Secrecy surrounds Kazakhstan's criminal trials of members of Muslim missionary movement Tabligh Jamaat. Mamurzhan Turashov was given a three-year prison term on 2 December, but neither the court, the prosecutor, the Judicial Expertise Institute which conducted "expert analyses" of religious books seized from him, nor his defence lawyer were willing to make the verdict public. All were also unwilling to tell Forum 18 News Service what Turashov had done wrong, apart from Tabligh Jamaat membership. A similar criminal trial began in Taldykurgan on 9 December of five apparent Tabligh Jamaat adherents, and 20 suspected Tabligh Jamaat adherents were detained in Almaty in late November. Officials have refused to discuss any aspect of the cases with Forum 18. Tabligh Jamaat was banned in February 2013, even though the KNB secret police admitted that Tabligh Jamaat literature did not have "extremist, terrorist, or any other calls against Kazakhstan's laws". However, the KNB claimed that "all their activity could be characterised as subversive in the ideological sphere, forming in the population anti-social or anti-civil positions".
• • • • •
PROBLEM SET »
1) Rewrite the paragraph beginning "Secrecy surrounds Kazakhstan's criminal trials" from the passage on Tabligh Jamaat trials as a concise bulleted list that keeps its main facts.
2) Proceed with the passage on Tabligh Jamaat trials in Kazakhstan, starting after its final sentence.
The items presented next are separate material and are not part of the passage on Tabligh Jamaat trials.

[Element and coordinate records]
• • • • •
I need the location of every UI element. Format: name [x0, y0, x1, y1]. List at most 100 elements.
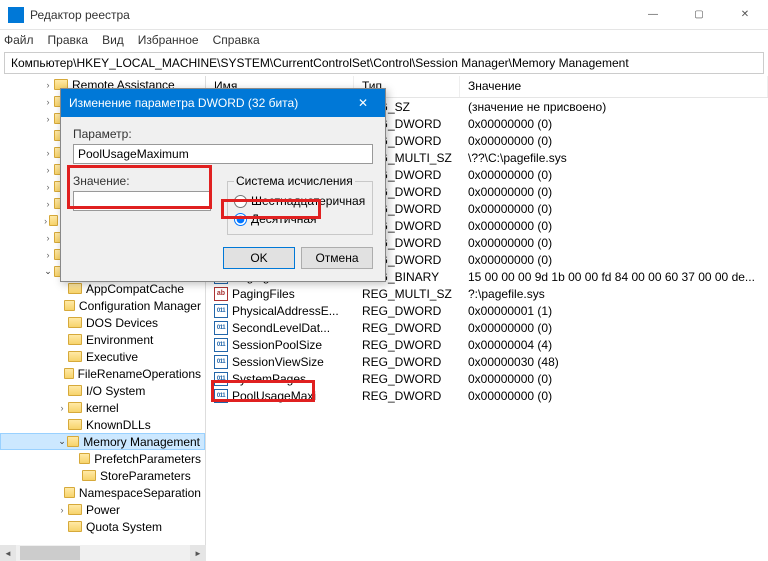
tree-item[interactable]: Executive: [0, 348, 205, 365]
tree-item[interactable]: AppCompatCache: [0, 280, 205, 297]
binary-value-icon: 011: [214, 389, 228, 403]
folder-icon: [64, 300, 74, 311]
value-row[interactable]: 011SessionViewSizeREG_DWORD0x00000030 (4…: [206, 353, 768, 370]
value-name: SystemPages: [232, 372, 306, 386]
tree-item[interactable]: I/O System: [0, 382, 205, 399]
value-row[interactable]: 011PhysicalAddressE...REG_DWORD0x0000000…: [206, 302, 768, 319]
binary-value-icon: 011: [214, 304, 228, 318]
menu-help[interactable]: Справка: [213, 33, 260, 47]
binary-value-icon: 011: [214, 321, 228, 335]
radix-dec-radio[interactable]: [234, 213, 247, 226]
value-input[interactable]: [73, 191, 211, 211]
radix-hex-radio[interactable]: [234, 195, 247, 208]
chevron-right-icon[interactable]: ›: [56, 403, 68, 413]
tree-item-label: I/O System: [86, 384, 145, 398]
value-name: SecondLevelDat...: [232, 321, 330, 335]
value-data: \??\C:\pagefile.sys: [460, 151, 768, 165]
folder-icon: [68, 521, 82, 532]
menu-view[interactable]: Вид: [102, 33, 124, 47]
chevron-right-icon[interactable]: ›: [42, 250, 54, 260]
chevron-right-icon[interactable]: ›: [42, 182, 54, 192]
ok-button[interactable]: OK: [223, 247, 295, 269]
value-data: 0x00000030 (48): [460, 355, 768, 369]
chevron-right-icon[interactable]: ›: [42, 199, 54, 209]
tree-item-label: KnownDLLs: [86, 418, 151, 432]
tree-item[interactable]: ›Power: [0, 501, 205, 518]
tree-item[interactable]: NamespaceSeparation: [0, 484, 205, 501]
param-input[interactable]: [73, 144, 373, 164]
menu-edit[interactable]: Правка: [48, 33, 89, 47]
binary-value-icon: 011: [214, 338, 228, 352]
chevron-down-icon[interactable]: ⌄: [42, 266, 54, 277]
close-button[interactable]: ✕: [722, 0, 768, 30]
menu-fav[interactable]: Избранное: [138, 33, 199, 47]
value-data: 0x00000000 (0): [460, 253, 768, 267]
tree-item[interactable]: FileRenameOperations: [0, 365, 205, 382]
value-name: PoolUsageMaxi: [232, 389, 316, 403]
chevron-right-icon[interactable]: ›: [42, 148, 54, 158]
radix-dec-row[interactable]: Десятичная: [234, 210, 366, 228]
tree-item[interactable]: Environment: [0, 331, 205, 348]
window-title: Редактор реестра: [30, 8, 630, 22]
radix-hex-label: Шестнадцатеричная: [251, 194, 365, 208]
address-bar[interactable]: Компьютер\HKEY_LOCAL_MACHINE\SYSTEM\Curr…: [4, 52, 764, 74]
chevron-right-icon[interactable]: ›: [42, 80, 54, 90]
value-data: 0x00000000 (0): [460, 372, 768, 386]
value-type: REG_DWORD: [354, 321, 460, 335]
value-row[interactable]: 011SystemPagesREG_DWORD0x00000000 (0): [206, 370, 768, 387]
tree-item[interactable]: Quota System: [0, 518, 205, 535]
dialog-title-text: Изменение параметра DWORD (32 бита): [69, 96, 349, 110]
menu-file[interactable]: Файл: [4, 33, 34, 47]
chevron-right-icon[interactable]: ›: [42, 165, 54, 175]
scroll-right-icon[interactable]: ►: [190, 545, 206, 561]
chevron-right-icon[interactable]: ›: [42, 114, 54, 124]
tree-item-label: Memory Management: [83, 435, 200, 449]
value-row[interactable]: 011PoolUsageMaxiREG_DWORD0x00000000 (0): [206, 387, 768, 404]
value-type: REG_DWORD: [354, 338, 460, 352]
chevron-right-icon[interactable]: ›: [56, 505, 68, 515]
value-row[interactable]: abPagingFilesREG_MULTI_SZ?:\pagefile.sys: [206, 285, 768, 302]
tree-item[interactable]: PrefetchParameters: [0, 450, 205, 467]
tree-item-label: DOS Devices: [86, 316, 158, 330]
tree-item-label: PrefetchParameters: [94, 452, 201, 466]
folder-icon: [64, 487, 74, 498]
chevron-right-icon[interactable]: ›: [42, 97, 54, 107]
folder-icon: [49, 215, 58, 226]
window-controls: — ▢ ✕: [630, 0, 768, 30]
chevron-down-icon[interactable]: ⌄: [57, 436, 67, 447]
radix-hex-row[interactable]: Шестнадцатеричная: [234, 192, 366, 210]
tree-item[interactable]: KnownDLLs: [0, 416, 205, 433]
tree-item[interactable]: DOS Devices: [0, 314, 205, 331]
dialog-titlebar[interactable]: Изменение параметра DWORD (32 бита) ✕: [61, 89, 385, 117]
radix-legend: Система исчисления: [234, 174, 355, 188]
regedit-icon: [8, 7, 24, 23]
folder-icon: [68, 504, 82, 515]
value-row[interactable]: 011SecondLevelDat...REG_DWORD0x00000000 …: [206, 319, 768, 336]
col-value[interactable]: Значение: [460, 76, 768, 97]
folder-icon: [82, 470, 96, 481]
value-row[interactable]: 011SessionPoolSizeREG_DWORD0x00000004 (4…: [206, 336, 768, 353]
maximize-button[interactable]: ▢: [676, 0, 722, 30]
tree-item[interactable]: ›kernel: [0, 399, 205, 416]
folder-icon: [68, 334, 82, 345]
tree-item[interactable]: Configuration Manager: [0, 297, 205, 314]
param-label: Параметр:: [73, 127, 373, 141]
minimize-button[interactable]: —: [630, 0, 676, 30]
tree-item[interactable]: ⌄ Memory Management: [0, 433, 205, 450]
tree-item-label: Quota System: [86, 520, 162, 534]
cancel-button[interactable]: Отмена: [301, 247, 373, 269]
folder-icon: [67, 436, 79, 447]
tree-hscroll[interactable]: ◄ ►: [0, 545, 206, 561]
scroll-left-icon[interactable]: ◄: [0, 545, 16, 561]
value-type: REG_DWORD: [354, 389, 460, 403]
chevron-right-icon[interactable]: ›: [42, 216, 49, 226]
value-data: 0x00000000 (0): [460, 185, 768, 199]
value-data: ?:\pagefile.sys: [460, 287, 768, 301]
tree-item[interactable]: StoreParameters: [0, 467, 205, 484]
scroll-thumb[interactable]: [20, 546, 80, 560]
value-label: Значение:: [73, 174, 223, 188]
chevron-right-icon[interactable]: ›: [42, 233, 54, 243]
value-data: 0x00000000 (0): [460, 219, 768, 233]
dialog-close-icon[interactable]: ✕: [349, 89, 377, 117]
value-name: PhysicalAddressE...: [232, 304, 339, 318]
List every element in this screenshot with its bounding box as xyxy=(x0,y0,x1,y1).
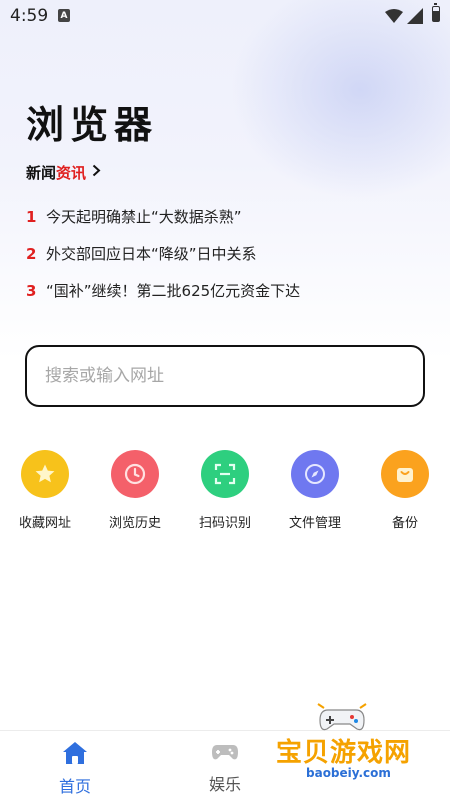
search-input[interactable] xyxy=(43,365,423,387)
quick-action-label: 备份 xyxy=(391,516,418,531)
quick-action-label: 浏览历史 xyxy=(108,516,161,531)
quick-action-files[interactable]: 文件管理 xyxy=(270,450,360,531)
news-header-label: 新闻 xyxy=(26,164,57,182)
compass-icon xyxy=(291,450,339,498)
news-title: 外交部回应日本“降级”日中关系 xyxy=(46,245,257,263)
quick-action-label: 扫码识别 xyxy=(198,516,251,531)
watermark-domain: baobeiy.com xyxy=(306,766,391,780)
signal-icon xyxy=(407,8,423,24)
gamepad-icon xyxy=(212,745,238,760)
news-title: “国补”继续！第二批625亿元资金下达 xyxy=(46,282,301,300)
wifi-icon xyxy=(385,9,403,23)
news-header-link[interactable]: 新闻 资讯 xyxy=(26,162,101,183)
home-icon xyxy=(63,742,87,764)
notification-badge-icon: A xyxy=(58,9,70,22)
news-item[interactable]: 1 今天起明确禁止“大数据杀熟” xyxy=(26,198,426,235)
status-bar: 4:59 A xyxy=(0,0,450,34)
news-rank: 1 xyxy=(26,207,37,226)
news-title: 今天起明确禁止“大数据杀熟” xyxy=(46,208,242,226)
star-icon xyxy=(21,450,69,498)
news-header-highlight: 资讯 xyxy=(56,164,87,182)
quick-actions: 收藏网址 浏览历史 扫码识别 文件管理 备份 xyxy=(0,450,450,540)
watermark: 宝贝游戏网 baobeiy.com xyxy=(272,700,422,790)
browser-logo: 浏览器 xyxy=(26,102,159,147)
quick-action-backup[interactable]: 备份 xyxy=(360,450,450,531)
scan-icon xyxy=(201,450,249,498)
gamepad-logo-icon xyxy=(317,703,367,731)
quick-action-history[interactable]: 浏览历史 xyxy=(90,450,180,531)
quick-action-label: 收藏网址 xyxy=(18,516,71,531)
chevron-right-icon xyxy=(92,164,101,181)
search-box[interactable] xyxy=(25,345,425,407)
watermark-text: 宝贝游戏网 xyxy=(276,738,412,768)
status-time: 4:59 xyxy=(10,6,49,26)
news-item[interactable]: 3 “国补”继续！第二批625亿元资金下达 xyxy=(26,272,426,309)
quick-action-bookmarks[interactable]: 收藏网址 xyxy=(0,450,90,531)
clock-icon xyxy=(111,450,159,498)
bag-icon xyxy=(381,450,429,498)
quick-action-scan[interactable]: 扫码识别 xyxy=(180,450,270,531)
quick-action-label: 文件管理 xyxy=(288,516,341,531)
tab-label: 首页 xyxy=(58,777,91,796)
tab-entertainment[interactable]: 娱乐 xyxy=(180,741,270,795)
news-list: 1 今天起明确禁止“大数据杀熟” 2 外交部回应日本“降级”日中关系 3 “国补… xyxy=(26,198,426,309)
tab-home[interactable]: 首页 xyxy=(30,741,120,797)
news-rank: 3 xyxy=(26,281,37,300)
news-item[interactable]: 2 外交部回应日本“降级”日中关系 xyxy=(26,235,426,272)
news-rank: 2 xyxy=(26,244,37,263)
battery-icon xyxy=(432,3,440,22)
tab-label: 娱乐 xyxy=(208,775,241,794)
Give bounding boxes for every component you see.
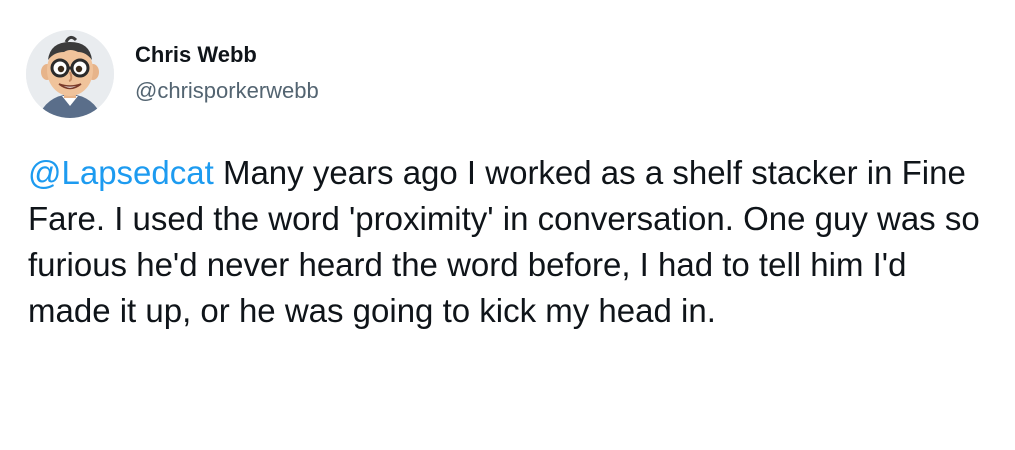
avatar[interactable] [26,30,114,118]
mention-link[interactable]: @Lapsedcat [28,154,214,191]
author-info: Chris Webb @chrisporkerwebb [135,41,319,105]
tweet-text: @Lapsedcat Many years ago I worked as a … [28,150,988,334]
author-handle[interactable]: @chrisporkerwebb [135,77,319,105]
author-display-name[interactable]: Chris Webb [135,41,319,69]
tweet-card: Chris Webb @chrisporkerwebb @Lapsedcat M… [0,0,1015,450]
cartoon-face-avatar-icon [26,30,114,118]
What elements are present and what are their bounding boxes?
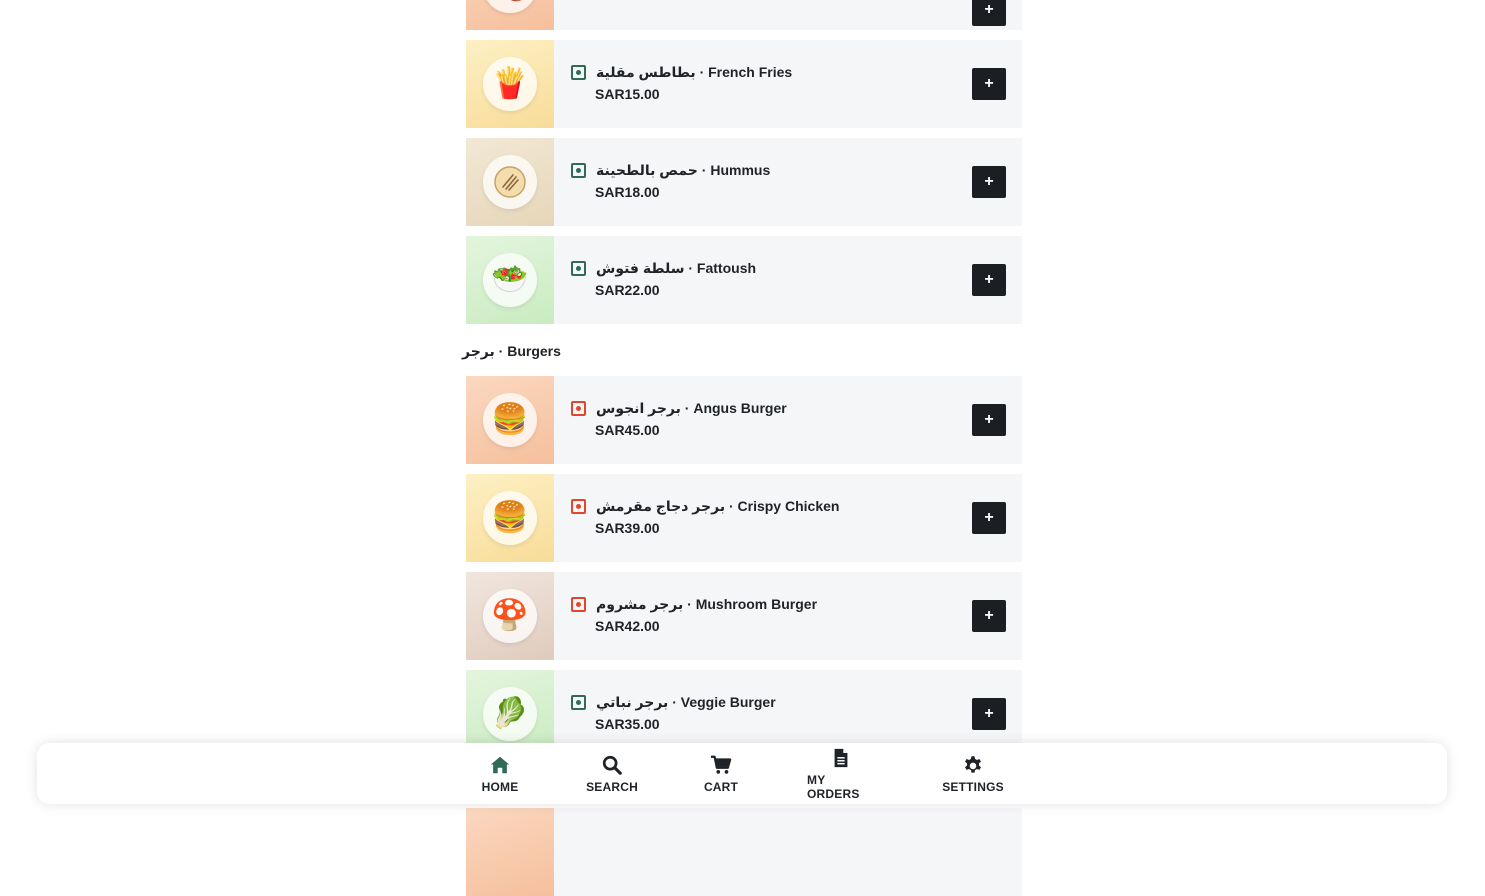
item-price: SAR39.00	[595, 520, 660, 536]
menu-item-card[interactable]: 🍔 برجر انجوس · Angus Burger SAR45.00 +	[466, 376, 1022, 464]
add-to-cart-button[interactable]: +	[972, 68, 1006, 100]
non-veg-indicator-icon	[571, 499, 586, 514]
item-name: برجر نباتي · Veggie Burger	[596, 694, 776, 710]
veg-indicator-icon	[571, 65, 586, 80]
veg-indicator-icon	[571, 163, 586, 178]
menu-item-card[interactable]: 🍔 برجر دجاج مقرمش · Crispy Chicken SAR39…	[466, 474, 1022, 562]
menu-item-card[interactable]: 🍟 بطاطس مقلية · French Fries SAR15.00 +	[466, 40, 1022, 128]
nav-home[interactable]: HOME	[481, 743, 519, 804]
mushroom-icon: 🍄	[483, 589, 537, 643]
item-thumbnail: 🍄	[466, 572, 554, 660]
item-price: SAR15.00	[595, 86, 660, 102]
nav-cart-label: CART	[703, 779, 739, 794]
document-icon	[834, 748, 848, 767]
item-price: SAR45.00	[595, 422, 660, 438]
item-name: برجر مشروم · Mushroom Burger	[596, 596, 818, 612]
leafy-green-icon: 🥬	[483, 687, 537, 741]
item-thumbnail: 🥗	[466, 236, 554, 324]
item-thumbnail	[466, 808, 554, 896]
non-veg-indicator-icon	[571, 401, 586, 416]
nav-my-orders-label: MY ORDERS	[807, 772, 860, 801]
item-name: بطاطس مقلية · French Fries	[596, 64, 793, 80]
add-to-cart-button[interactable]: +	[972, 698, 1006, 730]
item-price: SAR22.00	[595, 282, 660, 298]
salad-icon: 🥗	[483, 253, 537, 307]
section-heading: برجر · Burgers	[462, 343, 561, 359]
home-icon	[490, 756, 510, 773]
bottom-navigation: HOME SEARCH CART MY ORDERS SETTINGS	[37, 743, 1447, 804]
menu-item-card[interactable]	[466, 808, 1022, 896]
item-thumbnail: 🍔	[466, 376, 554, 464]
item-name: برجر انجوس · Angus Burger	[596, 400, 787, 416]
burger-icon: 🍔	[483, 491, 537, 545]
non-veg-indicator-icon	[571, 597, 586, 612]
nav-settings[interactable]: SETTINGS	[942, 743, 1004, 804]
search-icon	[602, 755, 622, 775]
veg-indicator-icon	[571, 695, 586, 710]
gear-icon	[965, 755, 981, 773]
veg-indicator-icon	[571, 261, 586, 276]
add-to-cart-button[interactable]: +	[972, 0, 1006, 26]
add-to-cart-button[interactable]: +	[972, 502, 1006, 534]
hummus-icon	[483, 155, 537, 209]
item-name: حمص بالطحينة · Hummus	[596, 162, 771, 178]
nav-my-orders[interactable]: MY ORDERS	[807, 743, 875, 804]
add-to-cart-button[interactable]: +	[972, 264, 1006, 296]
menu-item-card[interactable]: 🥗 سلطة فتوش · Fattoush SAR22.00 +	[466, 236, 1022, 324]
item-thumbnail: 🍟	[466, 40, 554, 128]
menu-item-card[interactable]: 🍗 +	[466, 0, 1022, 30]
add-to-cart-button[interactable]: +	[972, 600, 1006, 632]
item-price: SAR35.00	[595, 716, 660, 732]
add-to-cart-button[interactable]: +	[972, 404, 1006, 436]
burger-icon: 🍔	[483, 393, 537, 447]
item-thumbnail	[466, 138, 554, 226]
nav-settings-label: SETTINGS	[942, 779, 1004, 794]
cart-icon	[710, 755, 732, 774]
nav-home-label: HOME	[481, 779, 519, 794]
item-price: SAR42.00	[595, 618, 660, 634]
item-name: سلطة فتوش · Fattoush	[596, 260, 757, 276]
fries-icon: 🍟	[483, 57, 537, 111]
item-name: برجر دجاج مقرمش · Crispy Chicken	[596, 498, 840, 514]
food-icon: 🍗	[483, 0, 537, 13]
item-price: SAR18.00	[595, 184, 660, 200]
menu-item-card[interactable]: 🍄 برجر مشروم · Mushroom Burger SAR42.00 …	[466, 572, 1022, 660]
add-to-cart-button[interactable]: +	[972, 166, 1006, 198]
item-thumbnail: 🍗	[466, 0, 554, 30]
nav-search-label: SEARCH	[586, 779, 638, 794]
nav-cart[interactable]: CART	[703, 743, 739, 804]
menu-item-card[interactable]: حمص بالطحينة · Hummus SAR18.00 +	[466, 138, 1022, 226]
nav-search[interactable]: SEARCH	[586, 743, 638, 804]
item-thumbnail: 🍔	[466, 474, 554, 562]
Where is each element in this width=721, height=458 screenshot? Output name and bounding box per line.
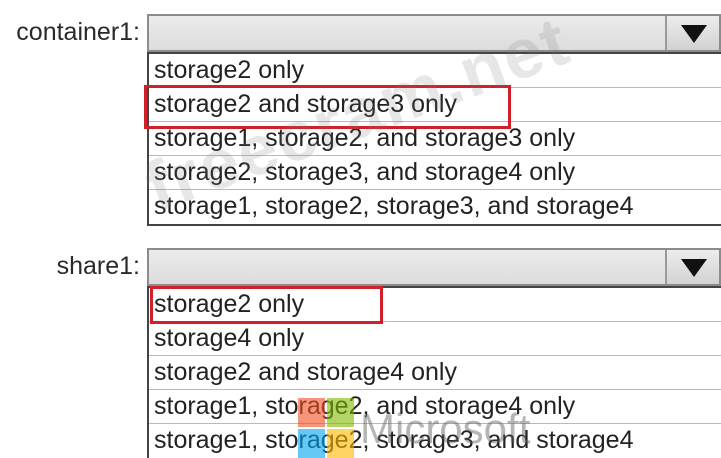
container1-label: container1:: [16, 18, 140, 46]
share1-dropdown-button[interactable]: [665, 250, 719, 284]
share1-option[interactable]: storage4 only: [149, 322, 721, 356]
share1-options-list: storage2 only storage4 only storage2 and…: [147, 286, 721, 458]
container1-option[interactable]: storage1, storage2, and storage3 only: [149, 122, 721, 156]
• • • • •
RESPONSES FOR EACH TASK »
1)
- Kazakhstan's criminal trials of members of the Muslim missionary movement Tabligh Jamaat are surrounded by secrecy.
- Mamurzhan Turashov received a three-year prison term on 2 December. The court, the prosecutor, the Judicial Expertise Institute (which conducted "expert analyses" of religious books seized from him) and his defence lawyer all declined to make the verdict public.
- None of them would tell Forum 18 News Service what Turashov had done wrong, apart from Tabligh Jamaat membership.
- A similar criminal trial of five apparent Tabligh Jamaat adherents began in Taldykurgan on 9 December.
- In late November, 20 suspected Tabligh Jamaat adherents were detained in Almaty.
- Officials have refused to discuss any aspect of the cases with Forum 18.
- Tabligh Jamaat was banned in February 2013. The KNB secret police admitted that its literature did not have "extremist, terrorist, or any other calls against Kazakhstan's laws."
- The KNB nevertheless claimed that all of the movement's activity could be characterised as ideologically subversive, forming "anti-social or anti-civil positions" in the population.

2)
UZBEKISTAN: State-controlled media attacks continue

Uzbekistan's state-controlled mass media continues attacking named people exercising freedom of religion or belief, Forum 18 News Service notes. The victims are not given a right of reply and media staff evade answering question on the attacks. The authors of attacks have included a Judge who subsequently fined people he attacked. Asked whether this made the Judge prejudiced against one party in a case, his assistant replied: "Who are you to question the Judge's rights and what he can and cannot do?" Recent allegations against named people include "making zombies out of children", improperly associating with young girls, drug dealing, and that "a sudden death awaits every member of the [named religious community] who owns any kind of property and lives alone". Various religious believers commented to Forum 18 on the contradiction between state-controlled media making serious allegations of crime, and state agencies making no known investigations. Belief communities thought the purpose of media attacks was to publicly discredit them, and when full names and addresses are published to make people afraid of physical attack.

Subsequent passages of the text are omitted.